§ Data supplied
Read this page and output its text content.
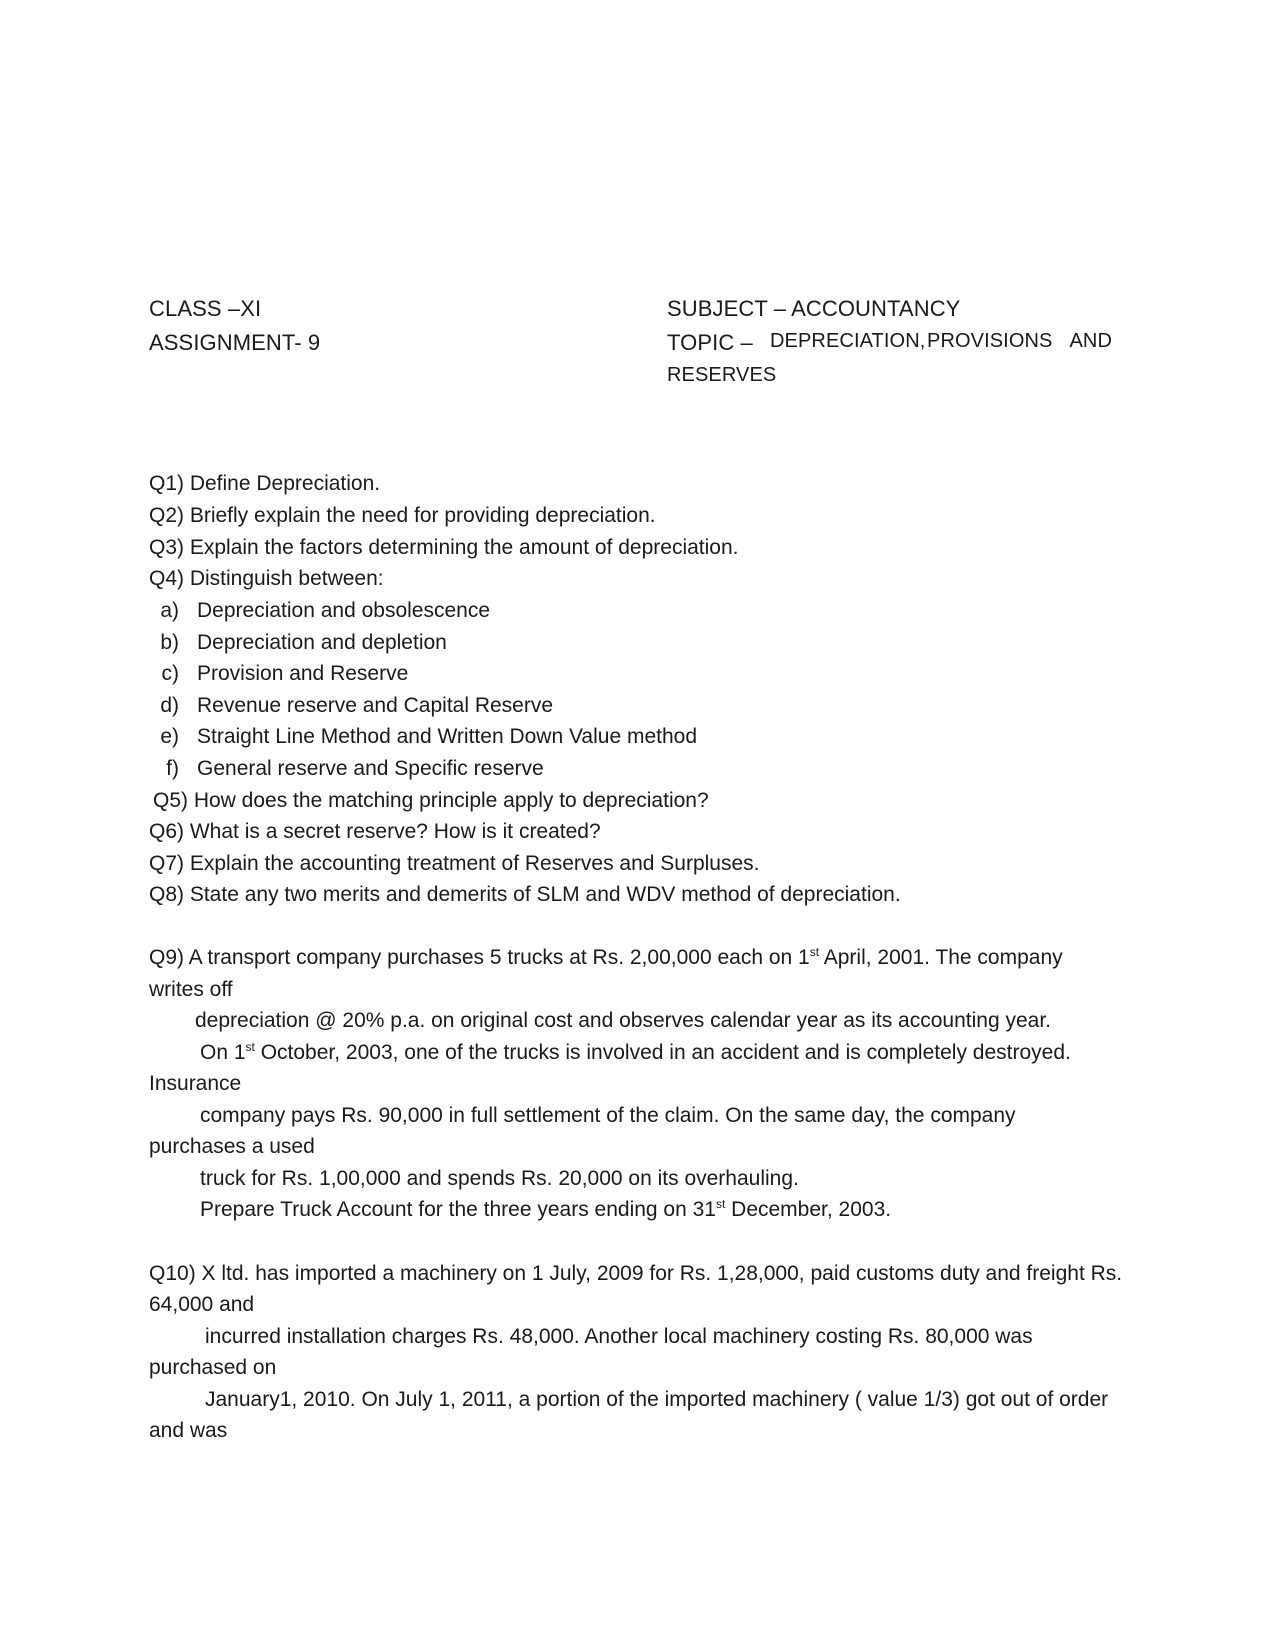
CLASS –XI
ASSIGNMENT- 9
SUBJECT – ACCOUNTANCY
TOPIC – DEPRECIATION, PROVISIONS AND
RESERVES
Q1) Define Depreciation.
Q2) Briefly explain the need for providing depreciation.
Q3) Explain the factors determining the amount of depreciation.
Q4) Distinguish between:
a) Depreciation and obsolescence
b) Depreciation and depletion
c) Provision and Reserve
d) Revenue reserve and Capital Reserve
e) Straight Line Method and Written Down Value method
f) General reserve and Specific reserve
Q5) How does the matching principle apply to depreciation?
Q6) What is a secret reserve? How is it created?
Q7) Explain the accounting treatment of Reserves and Surpluses.
Q8) State any two merits and demerits of SLM and WDV method of depreciation.
Q9) A transport company purchases 5 trucks at Rs. 2,00,000 each on 1st April, 2001. The company
writes off
depreciation @ 20% p.a. on original cost and observes calendar year as its accounting year.
On 1st October, 2003, one of the trucks is involved in an accident and is completely destroyed.
Insurance
company pays Rs. 90,000 in full settlement of the claim. On the same day, the company
purchases a used
truck for Rs. 1,00,000 and spends Rs. 20,000 on its overhauling.
Prepare Truck Account for the three years ending on 31st December, 2003.
Q10) X ltd. has imported a machinery on 1 July, 2009 for Rs. 1,28,000, paid customs duty and freight Rs.
64,000 and
incurred installation charges Rs. 48,000. Another local machinery costing Rs. 80,000 was
purchased on
January1, 2010. On July 1, 2011, a portion of the imported machinery ( value 1/3) got out of order
and was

§ What to work on
Pick out the lines that have the word "company". Copy them all.

§ Solution for this task
Q9) A transport company purchases 5 trucks at Rs. 2,00,000 each on 1st April, 2001. The company
company pays Rs. 90,000 in full settlement of the claim. On the same day, the company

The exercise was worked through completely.